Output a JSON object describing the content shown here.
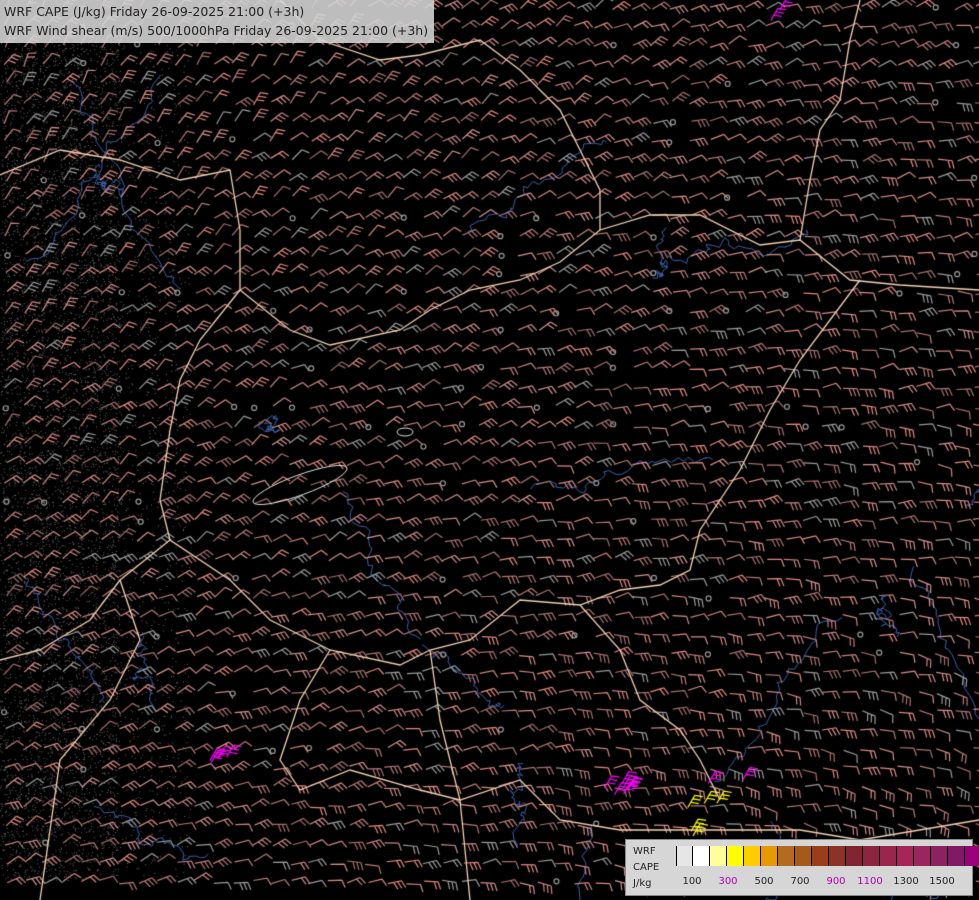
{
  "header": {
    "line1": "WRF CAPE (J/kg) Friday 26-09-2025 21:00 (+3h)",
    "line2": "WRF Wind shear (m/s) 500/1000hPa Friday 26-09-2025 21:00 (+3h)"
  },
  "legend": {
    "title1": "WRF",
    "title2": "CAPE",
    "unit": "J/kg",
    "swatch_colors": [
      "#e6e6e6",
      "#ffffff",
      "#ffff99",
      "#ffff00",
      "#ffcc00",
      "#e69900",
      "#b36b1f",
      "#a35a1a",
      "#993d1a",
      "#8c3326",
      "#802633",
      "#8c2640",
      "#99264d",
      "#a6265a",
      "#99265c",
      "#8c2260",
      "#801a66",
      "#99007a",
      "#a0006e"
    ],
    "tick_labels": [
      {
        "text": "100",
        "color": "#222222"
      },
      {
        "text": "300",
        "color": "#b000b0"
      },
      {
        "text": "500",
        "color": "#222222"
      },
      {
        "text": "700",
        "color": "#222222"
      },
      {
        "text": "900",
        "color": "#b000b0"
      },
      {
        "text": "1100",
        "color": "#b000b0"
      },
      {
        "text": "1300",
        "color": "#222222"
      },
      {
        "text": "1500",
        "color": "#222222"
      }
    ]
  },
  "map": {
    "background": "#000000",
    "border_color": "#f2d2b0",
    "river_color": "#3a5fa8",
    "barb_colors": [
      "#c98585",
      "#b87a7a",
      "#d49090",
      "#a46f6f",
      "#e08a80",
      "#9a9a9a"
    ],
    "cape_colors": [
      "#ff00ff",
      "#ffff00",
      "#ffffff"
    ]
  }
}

++++

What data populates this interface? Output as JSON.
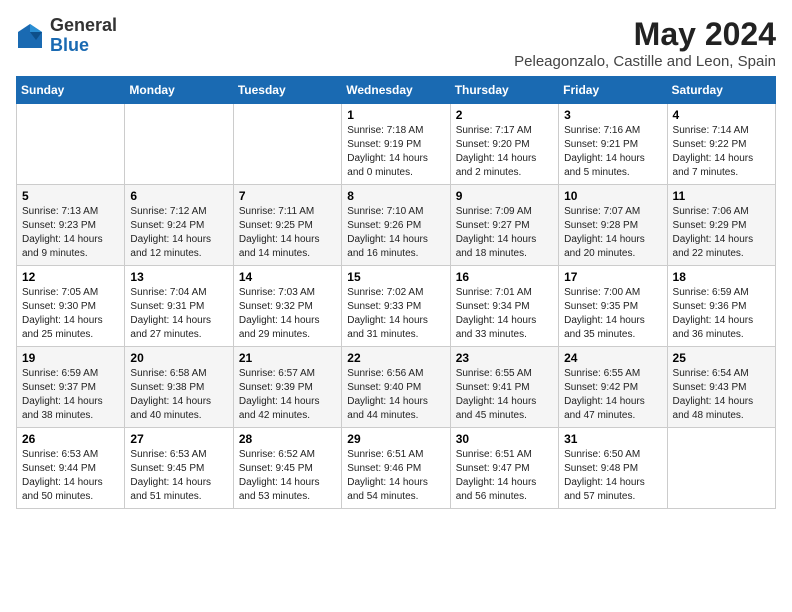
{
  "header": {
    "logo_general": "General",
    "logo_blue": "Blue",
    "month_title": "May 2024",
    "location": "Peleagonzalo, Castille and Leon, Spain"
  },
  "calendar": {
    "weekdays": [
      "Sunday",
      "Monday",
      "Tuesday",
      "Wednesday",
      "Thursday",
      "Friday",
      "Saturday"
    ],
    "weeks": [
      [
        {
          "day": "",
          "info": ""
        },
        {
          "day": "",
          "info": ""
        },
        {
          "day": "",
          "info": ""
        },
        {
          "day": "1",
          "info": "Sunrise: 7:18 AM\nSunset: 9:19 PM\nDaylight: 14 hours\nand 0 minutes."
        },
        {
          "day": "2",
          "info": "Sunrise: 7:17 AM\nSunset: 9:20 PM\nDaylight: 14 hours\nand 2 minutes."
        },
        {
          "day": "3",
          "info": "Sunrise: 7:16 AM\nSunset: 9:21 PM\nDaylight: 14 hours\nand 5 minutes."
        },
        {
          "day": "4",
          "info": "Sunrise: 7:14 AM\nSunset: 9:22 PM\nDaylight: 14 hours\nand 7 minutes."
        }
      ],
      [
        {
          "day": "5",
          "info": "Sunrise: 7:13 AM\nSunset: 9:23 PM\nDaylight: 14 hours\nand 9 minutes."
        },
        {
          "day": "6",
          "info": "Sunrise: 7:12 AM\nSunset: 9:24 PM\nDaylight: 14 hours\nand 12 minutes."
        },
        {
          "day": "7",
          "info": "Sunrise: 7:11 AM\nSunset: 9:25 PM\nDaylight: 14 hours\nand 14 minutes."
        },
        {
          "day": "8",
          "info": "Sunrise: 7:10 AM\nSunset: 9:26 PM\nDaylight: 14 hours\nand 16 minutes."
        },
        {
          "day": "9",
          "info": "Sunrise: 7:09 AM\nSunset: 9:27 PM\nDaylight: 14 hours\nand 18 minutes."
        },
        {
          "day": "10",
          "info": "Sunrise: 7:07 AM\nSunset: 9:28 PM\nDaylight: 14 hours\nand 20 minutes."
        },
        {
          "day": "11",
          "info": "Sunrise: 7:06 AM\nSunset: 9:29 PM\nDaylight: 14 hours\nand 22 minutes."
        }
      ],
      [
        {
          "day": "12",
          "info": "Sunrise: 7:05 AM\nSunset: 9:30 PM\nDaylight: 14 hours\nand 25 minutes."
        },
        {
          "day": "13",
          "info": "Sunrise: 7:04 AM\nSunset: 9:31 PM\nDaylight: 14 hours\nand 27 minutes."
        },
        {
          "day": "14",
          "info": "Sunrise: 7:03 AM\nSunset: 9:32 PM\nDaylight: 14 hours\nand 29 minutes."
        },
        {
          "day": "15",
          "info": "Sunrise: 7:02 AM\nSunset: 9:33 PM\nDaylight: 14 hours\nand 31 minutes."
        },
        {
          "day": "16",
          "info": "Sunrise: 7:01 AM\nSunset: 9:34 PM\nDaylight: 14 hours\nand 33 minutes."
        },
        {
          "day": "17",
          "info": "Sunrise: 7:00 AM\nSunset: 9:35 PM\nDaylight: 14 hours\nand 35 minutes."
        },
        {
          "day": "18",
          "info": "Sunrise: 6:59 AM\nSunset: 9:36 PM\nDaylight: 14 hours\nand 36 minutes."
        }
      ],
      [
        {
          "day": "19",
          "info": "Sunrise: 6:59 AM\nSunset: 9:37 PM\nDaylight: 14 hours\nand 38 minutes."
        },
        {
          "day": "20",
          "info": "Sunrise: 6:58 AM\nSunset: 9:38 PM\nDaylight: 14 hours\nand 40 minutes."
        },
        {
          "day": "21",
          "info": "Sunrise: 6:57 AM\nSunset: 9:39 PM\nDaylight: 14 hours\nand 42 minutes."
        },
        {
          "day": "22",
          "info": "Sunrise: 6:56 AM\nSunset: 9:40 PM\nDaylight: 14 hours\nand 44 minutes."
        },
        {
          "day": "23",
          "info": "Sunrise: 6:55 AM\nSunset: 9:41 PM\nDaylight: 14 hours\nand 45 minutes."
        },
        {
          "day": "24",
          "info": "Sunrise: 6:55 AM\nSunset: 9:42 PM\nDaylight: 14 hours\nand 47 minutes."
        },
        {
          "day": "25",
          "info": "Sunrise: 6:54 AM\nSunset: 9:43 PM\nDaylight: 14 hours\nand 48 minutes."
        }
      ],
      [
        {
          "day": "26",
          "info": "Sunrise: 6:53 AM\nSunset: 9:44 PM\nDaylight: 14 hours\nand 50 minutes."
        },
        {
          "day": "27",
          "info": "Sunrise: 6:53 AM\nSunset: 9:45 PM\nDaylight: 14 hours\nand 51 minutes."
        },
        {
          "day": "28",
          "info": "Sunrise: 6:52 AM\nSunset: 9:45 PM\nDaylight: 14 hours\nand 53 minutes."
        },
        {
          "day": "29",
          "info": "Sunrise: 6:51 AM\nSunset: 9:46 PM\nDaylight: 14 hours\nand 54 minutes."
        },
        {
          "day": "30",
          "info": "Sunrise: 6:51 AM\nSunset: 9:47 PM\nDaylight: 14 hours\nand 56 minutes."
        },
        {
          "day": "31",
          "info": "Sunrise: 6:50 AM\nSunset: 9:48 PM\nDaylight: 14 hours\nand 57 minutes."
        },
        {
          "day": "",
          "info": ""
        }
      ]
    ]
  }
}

++++

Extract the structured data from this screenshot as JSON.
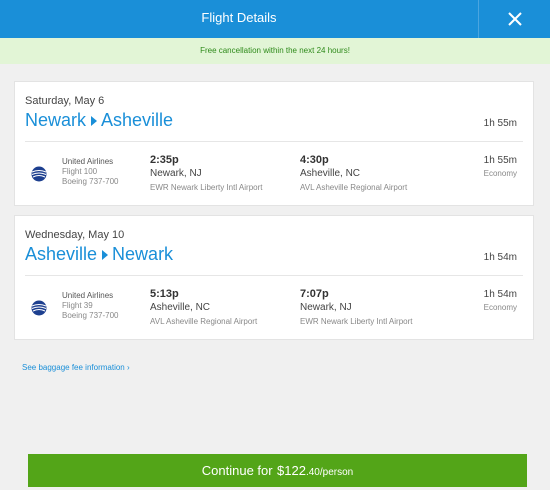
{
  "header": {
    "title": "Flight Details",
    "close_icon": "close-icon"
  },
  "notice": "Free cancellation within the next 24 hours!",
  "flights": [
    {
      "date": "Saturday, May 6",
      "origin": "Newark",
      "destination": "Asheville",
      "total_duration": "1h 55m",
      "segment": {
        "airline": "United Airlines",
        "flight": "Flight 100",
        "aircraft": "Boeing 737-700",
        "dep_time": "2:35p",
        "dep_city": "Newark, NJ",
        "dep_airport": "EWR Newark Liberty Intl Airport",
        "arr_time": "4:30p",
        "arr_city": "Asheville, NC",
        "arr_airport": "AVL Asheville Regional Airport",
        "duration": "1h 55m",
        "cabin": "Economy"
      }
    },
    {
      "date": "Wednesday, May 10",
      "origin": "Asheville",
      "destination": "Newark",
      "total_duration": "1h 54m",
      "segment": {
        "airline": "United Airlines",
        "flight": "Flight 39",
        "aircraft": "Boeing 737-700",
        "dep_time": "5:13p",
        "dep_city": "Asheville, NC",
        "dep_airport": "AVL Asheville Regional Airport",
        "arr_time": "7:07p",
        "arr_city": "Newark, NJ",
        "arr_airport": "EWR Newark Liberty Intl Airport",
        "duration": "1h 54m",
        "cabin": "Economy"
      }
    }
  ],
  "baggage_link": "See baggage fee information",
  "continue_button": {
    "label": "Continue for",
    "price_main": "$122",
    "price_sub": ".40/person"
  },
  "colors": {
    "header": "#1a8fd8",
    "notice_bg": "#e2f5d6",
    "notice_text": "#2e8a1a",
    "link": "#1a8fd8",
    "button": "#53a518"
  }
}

++++

Copy each line holding the word "Regional" from the listing above.

_Problem solution_.
        "arr_airport": "AVL Asheville Regional Airport",
        "dep_airport": "AVL Asheville Regional Airport",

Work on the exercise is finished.